SHORT TASK: Scan the data below and pick out the lines containing the word "Themes".

— Begin RECORD EXTRACTS —

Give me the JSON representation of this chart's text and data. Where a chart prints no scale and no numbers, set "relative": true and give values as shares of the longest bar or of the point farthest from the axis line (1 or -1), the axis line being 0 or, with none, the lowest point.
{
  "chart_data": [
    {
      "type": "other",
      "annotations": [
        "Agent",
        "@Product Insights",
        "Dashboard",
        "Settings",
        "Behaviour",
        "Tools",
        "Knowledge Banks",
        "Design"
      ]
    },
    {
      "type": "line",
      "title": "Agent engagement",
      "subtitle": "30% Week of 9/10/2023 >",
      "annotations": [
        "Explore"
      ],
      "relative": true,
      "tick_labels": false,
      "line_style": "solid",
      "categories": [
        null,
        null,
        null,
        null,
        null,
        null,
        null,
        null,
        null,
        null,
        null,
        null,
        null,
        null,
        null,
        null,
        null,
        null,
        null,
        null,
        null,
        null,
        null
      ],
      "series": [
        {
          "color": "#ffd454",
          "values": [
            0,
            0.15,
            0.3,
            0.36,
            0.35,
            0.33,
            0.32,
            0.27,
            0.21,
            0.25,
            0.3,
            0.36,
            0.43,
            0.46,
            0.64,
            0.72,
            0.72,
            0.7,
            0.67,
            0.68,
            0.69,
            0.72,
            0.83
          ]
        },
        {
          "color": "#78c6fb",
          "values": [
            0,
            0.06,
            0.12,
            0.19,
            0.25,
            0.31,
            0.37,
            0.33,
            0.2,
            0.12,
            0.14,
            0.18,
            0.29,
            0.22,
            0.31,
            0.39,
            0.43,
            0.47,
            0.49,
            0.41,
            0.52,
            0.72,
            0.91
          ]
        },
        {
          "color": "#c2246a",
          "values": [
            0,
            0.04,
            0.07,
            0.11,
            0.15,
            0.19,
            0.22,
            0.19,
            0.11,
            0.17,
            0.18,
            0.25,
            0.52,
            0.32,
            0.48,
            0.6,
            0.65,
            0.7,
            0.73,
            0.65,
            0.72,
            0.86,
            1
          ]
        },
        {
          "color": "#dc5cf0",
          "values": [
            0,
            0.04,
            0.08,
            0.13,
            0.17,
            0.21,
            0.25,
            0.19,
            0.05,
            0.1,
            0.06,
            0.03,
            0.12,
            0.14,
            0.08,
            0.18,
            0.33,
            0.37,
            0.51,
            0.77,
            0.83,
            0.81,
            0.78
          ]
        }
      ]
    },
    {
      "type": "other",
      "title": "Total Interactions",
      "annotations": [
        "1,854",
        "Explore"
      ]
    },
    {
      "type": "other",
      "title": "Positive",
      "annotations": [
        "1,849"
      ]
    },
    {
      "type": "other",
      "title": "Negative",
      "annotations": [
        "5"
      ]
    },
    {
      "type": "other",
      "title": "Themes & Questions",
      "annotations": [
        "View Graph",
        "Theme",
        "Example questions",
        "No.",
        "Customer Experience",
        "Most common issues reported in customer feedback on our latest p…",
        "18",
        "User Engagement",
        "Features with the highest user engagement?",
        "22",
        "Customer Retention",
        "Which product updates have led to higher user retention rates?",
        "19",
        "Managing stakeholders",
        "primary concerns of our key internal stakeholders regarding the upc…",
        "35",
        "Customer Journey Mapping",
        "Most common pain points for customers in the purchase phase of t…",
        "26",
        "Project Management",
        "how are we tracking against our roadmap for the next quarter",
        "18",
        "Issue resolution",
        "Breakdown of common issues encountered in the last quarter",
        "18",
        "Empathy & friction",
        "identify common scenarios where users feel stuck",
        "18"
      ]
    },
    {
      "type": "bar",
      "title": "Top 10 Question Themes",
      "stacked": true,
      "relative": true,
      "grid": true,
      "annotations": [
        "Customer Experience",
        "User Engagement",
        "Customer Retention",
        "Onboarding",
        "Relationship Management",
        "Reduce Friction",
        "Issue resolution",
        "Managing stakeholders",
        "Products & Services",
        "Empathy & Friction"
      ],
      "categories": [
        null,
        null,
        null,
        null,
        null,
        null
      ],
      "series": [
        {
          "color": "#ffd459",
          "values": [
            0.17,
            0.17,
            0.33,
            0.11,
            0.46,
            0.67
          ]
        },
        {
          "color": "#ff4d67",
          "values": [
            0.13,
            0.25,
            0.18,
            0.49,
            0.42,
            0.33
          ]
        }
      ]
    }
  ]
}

— End RECORD EXTRACTS —

FULL RESPONSE:
      "title": "Themes & Questions",
      "title": "Top 10 Question Themes",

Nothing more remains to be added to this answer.